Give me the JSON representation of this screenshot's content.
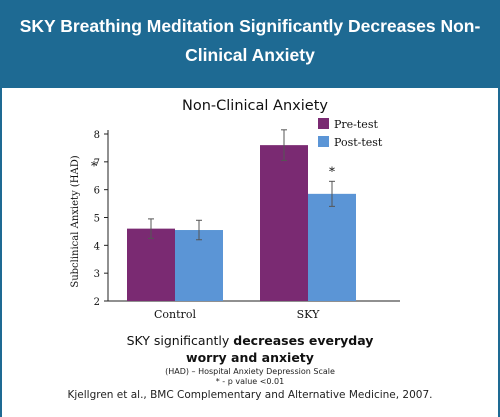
{
  "slide": {
    "title_line1": "SKY Breathing Meditation Significantly Decreases Non-",
    "title_line2": "Clinical Anxiety",
    "caption_plain": "SKY significantly ",
    "caption_bold1": "decreases everyday",
    "caption_bold2": "worry and anxiety",
    "note_had": "(HAD) – Hospital Anxiety Depression Scale",
    "note_p": "* - p value <0.01",
    "citation": "Kjellgren et al., BMC Complementary and Alternative Medicine, 2007.",
    "colors": {
      "header": "#1e6a93",
      "pre": "#7a2a72",
      "post": "#5b95d6"
    }
  },
  "chart_data": {
    "type": "bar",
    "title": "Non-Clinical Anxiety",
    "ylabel": "Subclinical Anxiety (HAD)",
    "xlabel": "",
    "categories": [
      "Control",
      "SKY"
    ],
    "series": [
      {
        "name": "Pre-test",
        "values": [
          4.6,
          7.6
        ],
        "errors": [
          0.35,
          0.55
        ],
        "color": "#7a2a72"
      },
      {
        "name": "Post-test",
        "values": [
          4.55,
          5.85
        ],
        "errors": [
          0.35,
          0.45
        ],
        "color": "#5b95d6"
      }
    ],
    "ylim": [
      2,
      8
    ],
    "yticks": [
      2,
      3,
      4,
      5,
      6,
      7,
      8
    ],
    "significance_marker": "*",
    "significant_bars": [
      [
        0,
        7
      ],
      [
        1,
        1
      ]
    ],
    "legend_position": "top-right",
    "grid": false
  }
}
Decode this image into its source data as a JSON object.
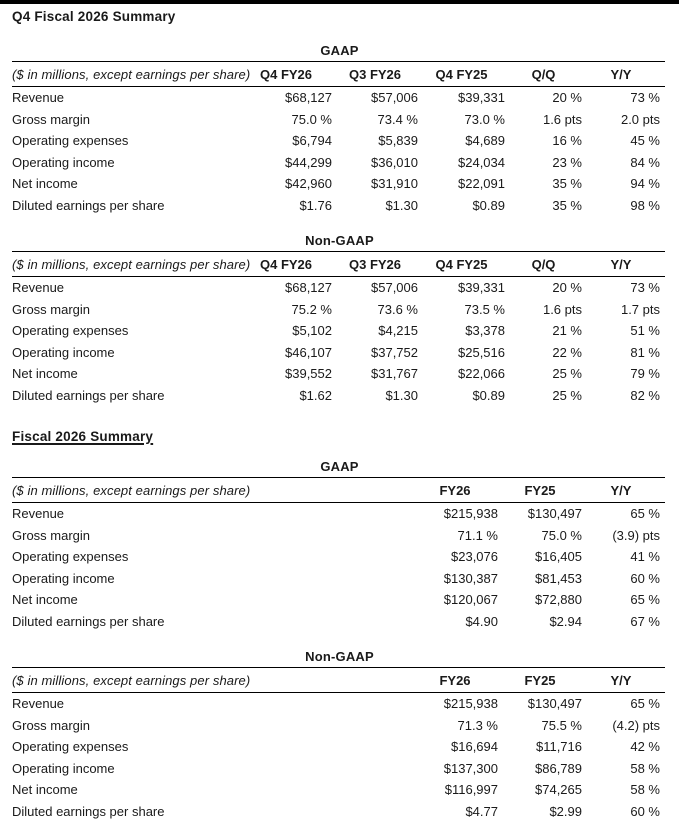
{
  "document": {
    "q4_section_title": "Q4 Fiscal 2026 Summary",
    "fiscal_section_title": "Fiscal 2026 Summary"
  },
  "colors": {
    "background": "#ffffff",
    "text": "#1a1a1a",
    "rule": "#000000",
    "top_bar": "#000000"
  },
  "tables": [
    {
      "heading": "GAAP",
      "caption": "($ in millions, except earnings per share)",
      "columns": [
        "Q4 FY26",
        "Q3 FY26",
        "Q4 FY25",
        "Q/Q",
        "Y/Y"
      ],
      "rows": [
        {
          "label": "Revenue",
          "values": [
            "$68,127",
            "$57,006",
            "$39,331",
            "20 %",
            "73 %"
          ]
        },
        {
          "label": "Gross margin",
          "values": [
            "75.0 %",
            "73.4 %",
            "73.0 %",
            "1.6 pts",
            "2.0 pts"
          ]
        },
        {
          "label": "Operating expenses",
          "values": [
            "$6,794",
            "$5,839",
            "$4,689",
            "16 %",
            "45 %"
          ]
        },
        {
          "label": "Operating income",
          "values": [
            "$44,299",
            "$36,010",
            "$24,034",
            "23 %",
            "84 %"
          ]
        },
        {
          "label": "Net income",
          "values": [
            "$42,960",
            "$31,910",
            "$22,091",
            "35 %",
            "94 %"
          ]
        },
        {
          "label": "Diluted earnings per share",
          "values": [
            "$1.76",
            "$1.30",
            "$0.89",
            "35 %",
            "98 %"
          ]
        }
      ]
    },
    {
      "heading": "Non-GAAP",
      "caption": "($ in millions, except earnings per share)",
      "columns": [
        "Q4 FY26",
        "Q3 FY26",
        "Q4 FY25",
        "Q/Q",
        "Y/Y"
      ],
      "rows": [
        {
          "label": "Revenue",
          "values": [
            "$68,127",
            "$57,006",
            "$39,331",
            "20 %",
            "73 %"
          ]
        },
        {
          "label": "Gross margin",
          "values": [
            "75.2 %",
            "73.6 %",
            "73.5 %",
            "1.6 pts",
            "1.7 pts"
          ]
        },
        {
          "label": "Operating expenses",
          "values": [
            "$5,102",
            "$4,215",
            "$3,378",
            "21 %",
            "51 %"
          ]
        },
        {
          "label": "Operating income",
          "values": [
            "$46,107",
            "$37,752",
            "$25,516",
            "22 %",
            "81 %"
          ]
        },
        {
          "label": "Net income",
          "values": [
            "$39,552",
            "$31,767",
            "$22,066",
            "25 %",
            "79 %"
          ]
        },
        {
          "label": "Diluted earnings per share",
          "values": [
            "$1.62",
            "$1.30",
            "$0.89",
            "25 %",
            "82 %"
          ]
        }
      ]
    },
    {
      "heading": "GAAP",
      "caption": "($ in millions, except earnings per share)",
      "columns": [
        "FY26",
        "FY25",
        "Y/Y"
      ],
      "rows": [
        {
          "label": "Revenue",
          "values": [
            "$215,938",
            "$130,497",
            "65 %"
          ]
        },
        {
          "label": "Gross margin",
          "values": [
            "71.1 %",
            "75.0 %",
            "(3.9) pts"
          ]
        },
        {
          "label": "Operating expenses",
          "values": [
            "$23,076",
            "$16,405",
            "41 %"
          ]
        },
        {
          "label": "Operating income",
          "values": [
            "$130,387",
            "$81,453",
            "60 %"
          ]
        },
        {
          "label": "Net income",
          "values": [
            "$120,067",
            "$72,880",
            "65 %"
          ]
        },
        {
          "label": "Diluted earnings per share",
          "values": [
            "$4.90",
            "$2.94",
            "67 %"
          ]
        }
      ]
    },
    {
      "heading": "Non-GAAP",
      "caption": "($ in millions, except earnings per share)",
      "columns": [
        "FY26",
        "FY25",
        "Y/Y"
      ],
      "rows": [
        {
          "label": "Revenue",
          "values": [
            "$215,938",
            "$130,497",
            "65 %"
          ]
        },
        {
          "label": "Gross margin",
          "values": [
            "71.3 %",
            "75.5 %",
            "(4.2) pts"
          ]
        },
        {
          "label": "Operating expenses",
          "values": [
            "$16,694",
            "$11,716",
            "42 %"
          ]
        },
        {
          "label": "Operating income",
          "values": [
            "$137,300",
            "$86,789",
            "58 %"
          ]
        },
        {
          "label": "Net income",
          "values": [
            "$116,997",
            "$74,265",
            "58 %"
          ]
        },
        {
          "label": "Diluted earnings per share",
          "values": [
            "$4.77",
            "$2.99",
            "60 %"
          ]
        }
      ]
    }
  ]
}
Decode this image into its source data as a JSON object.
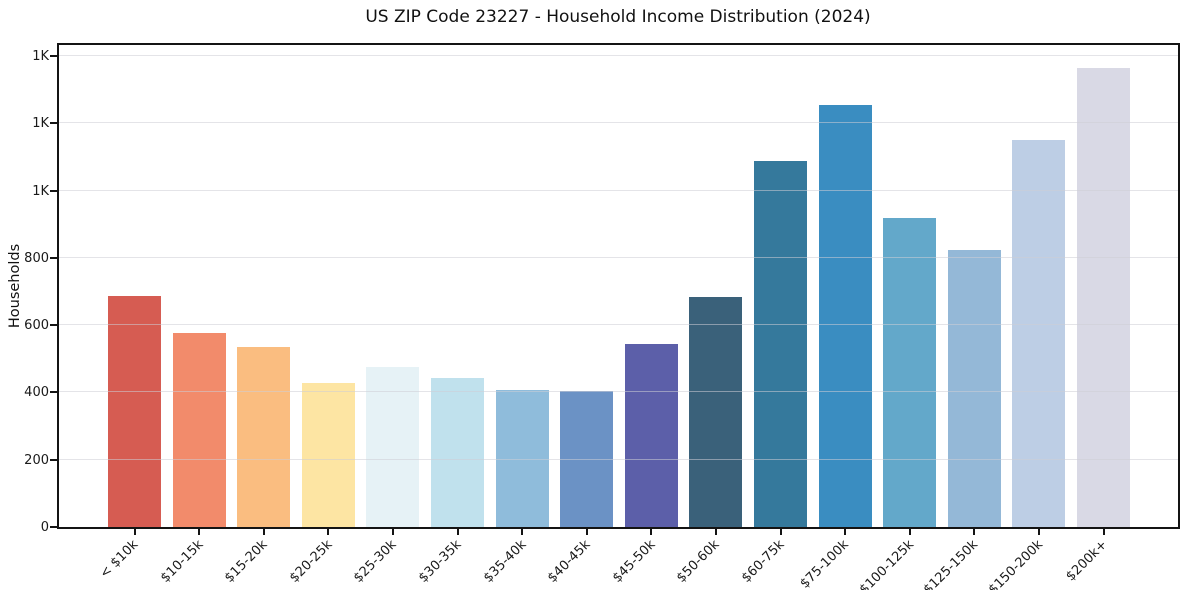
{
  "chart_data": {
    "type": "bar",
    "title": "US ZIP Code 23227 - Household Income Distribution (2024)",
    "xlabel": "",
    "ylabel": "Households",
    "categories": [
      "< $10k",
      "$10-15k",
      "$15-20k",
      "$20-25k",
      "$25-30k",
      "$30-35k",
      "$35-40k",
      "$40-45k",
      "$45-50k",
      "$50-60k",
      "$60-75k",
      "$75-100k",
      "$100-125k",
      "$125-150k",
      "$150-200k",
      "$200k+"
    ],
    "values": [
      687,
      578,
      536,
      428,
      476,
      443,
      407,
      404,
      544,
      683,
      1088,
      1255,
      919,
      823,
      1150,
      1364
    ],
    "bar_colors": [
      "#d65c52",
      "#f28b6b",
      "#fabd80",
      "#fde5a3",
      "#e6f2f6",
      "#c0e1ed",
      "#8fbcdb",
      "#6b92c5",
      "#5c5fa9",
      "#3a617a",
      "#35799c",
      "#3a8dc1",
      "#63a8ca",
      "#94b8d7",
      "#bdcee5",
      "#d9d9e5"
    ],
    "ylim": [
      0,
      1433
    ],
    "yticks": [
      0,
      200,
      400,
      600,
      800,
      1000,
      1200,
      1400
    ],
    "ytick_labels": [
      "0",
      "200",
      "400",
      "600",
      "800",
      "1K",
      "1K",
      "1K"
    ],
    "grid": "horizontal",
    "legend": "none",
    "spine_color": "#141414",
    "gridline_color": "#e8e8ec"
  }
}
+===+
■ Task details ■
Print every entry exactly as written, without the pictures.

■ Exercise solution ■
Give me the JSON representation of this screenshot's content.
{
  "slide": {
    "title_line1": "SKY Breathing Meditation Significantly Decreases Non-",
    "title_line2": "Clinical Anxiety",
    "caption_plain": "SKY significantly ",
    "caption_bold1": "decreases everyday",
    "caption_bold2": "worry and anxiety",
    "note_had": "(HAD) – Hospital Anxiety Depression Scale",
    "note_p": "* - p value <0.01",
    "citation": "Kjellgren et al., BMC Complementary and Alternative Medicine, 2007.",
    "colors": {
      "header": "#1e6a93",
      "pre": "#7a2a72",
      "post": "#5b95d6"
    }
  },
  "chart_data": {
    "type": "bar",
    "title": "Non-Clinical Anxiety",
    "ylabel": "Subclinical Anxiety (HAD)",
    "xlabel": "",
    "categories": [
      "Control",
      "SKY"
    ],
    "series": [
      {
        "name": "Pre-test",
        "values": [
          4.6,
          7.6
        ],
        "errors": [
          0.35,
          0.55
        ],
        "color": "#7a2a72"
      },
      {
        "name": "Post-test",
        "values": [
          4.55,
          5.85
        ],
        "errors": [
          0.35,
          0.45
        ],
        "color": "#5b95d6"
      }
    ],
    "ylim": [
      2,
      8
    ],
    "yticks": [
      2,
      3,
      4,
      5,
      6,
      7,
      8
    ],
    "significance_marker": "*",
    "significant_bars": [
      [
        0,
        7
      ],
      [
        1,
        1
      ]
    ],
    "legend_position": "top-right",
    "grid": false
  }
}
Decode this image into its source data as a JSON object.
{
  "document": {
    "q4_section_title": "Q4 Fiscal 2026 Summary",
    "fiscal_section_title": "Fiscal 2026 Summary"
  },
  "colors": {
    "background": "#ffffff",
    "text": "#1a1a1a",
    "rule": "#000000",
    "top_bar": "#000000"
  },
  "tables": [
    {
      "heading": "GAAP",
      "caption": "($ in millions, except earnings per share)",
      "columns": [
        "Q4 FY26",
        "Q3 FY26",
        "Q4 FY25",
        "Q/Q",
        "Y/Y"
      ],
      "rows": [
        {
          "label": "Revenue",
          "values": [
            "$68,127",
            "$57,006",
            "$39,331",
            "20 %",
            "73 %"
          ]
        },
        {
          "label": "Gross margin",
          "values": [
            "75.0 %",
            "73.4 %",
            "73.0 %",
            "1.6 pts",
            "2.0 pts"
          ]
        },
        {
          "label": "Operating expenses",
          "values": [
            "$6,794",
            "$5,839",
            "$4,689",
            "16 %",
            "45 %"
          ]
        },
        {
          "label": "Operating income",
          "values": [
            "$44,299",
            "$36,010",
            "$24,034",
            "23 %",
            "84 %"
          ]
        },
        {
          "label": "Net income",
          "values": [
            "$42,960",
            "$31,910",
            "$22,091",
            "35 %",
            "94 %"
          ]
        },
        {
          "label": "Diluted earnings per share",
          "values": [
            "$1.76",
            "$1.30",
            "$0.89",
            "35 %",
            "98 %"
          ]
        }
      ]
    },
    {
      "heading": "Non-GAAP",
      "caption": "($ in millions, except earnings per share)",
      "columns": [
        "Q4 FY26",
        "Q3 FY26",
        "Q4 FY25",
        "Q/Q",
        "Y/Y"
      ],
      "rows": [
        {
          "label": "Revenue",
          "values": [
            "$68,127",
            "$57,006",
            "$39,331",
            "20 %",
            "73 %"
          ]
        },
        {
          "label": "Gross margin",
          "values": [
            "75.2 %",
            "73.6 %",
            "73.5 %",
            "1.6 pts",
            "1.7 pts"
          ]
        },
        {
          "label": "Operating expenses",
          "values": [
            "$5,102",
            "$4,215",
            "$3,378",
            "21 %",
            "51 %"
          ]
        },
        {
          "label": "Operating income",
          "values": [
            "$46,107",
            "$37,752",
            "$25,516",
            "22 %",
            "81 %"
          ]
        },
        {
          "label": "Net income",
          "values": [
            "$39,552",
            "$31,767",
            "$22,066",
            "25 %",
            "79 %"
          ]
        },
        {
          "label": "Diluted earnings per share",
          "values": [
            "$1.62",
            "$1.30",
            "$0.89",
            "25 %",
            "82 %"
          ]
        }
      ]
    },
    {
      "heading": "GAAP",
      "caption": "($ in millions, except earnings per share)",
      "columns": [
        "FY26",
        "FY25",
        "Y/Y"
      ],
      "rows": [
        {
          "label": "Revenue",
          "values": [
            "$215,938",
            "$130,497",
            "65 %"
          ]
        },
        {
          "label": "Gross margin",
          "values": [
            "71.1 %",
            "75.0 %",
            "(3.9) pts"
          ]
        },
        {
          "label": "Operating expenses",
          "values": [
            "$23,076",
            "$16,405",
            "41 %"
          ]
        },
        {
          "label": "Operating income",
          "values": [
            "$130,387",
            "$81,453",
            "60 %"
          ]
        },
        {
          "label": "Net income",
          "values": [
            "$120,067",
            "$72,880",
            "65 %"
          ]
        },
        {
          "label": "Diluted earnings per share",
          "values": [
            "$4.90",
            "$2.94",
            "67 %"
          ]
        }
      ]
    },
    {
      "heading": "Non-GAAP",
      "caption": "($ in millions, except earnings per share)",
      "columns": [
        "FY26",
        "FY25",
        "Y/Y"
      ],
      "rows": [
        {
          "label": "Revenue",
          "values": [
            "$215,938",
            "$130,497",
            "65 %"
          ]
        },
        {
          "label": "Gross margin",
          "values": [
            "71.3 %",
            "75.5 %",
            "(4.2) pts"
          ]
        },
        {
          "label": "Operating expenses",
          "values": [
            "$16,694",
            "$11,716",
            "42 %"
          ]
        },
        {
          "label": "Operating income",
          "values": [
            "$137,300",
            "$86,789",
            "58 %"
          ]
        },
        {
          "label": "Net income",
          "values": [
            "$116,997",
            "$74,265",
            "58 %"
          ]
        },
        {
          "label": "Diluted earnings per share",
          "values": [
            "$4.77",
            "$2.99",
            "60 %"
          ]
        }
      ]
    }
  ]
}
Decode this image into its source data as a JSON object.
{
  "chart_data": {
    "type": "bar",
    "title": "US ZIP Code 23227 - Household Income Distribution (2024)",
    "xlabel": "",
    "ylabel": "Households",
    "categories": [
      "< $10k",
      "$10-15k",
      "$15-20k",
      "$20-25k",
      "$25-30k",
      "$30-35k",
      "$35-40k",
      "$40-45k",
      "$45-50k",
      "$50-60k",
      "$60-75k",
      "$75-100k",
      "$100-125k",
      "$125-150k",
      "$150-200k",
      "$200k+"
    ],
    "values": [
      687,
      578,
      536,
      428,
      476,
      443,
      407,
      404,
      544,
      683,
      1088,
      1255,
      919,
      823,
      1150,
      1364
    ],
    "bar_colors": [
      "#d65c52",
      "#f28b6b",
      "#fabd80",
      "#fde5a3",
      "#e6f2f6",
      "#c0e1ed",
      "#8fbcdb",
      "#6b92c5",
      "#5c5fa9",
      "#3a617a",
      "#35799c",
      "#3a8dc1",
      "#63a8ca",
      "#94b8d7",
      "#bdcee5",
      "#d9d9e5"
    ],
    "ylim": [
      0,
      1433
    ],
    "yticks": [
      0,
      200,
      400,
      600,
      800,
      1000,
      1200,
      1400
    ],
    "ytick_labels": [
      "0",
      "200",
      "400",
      "600",
      "800",
      "1K",
      "1K",
      "1K"
    ],
    "grid": "horizontal",
    "legend": "none",
    "spine_color": "#141414",
    "gridline_color": "#e8e8ec"
  }
}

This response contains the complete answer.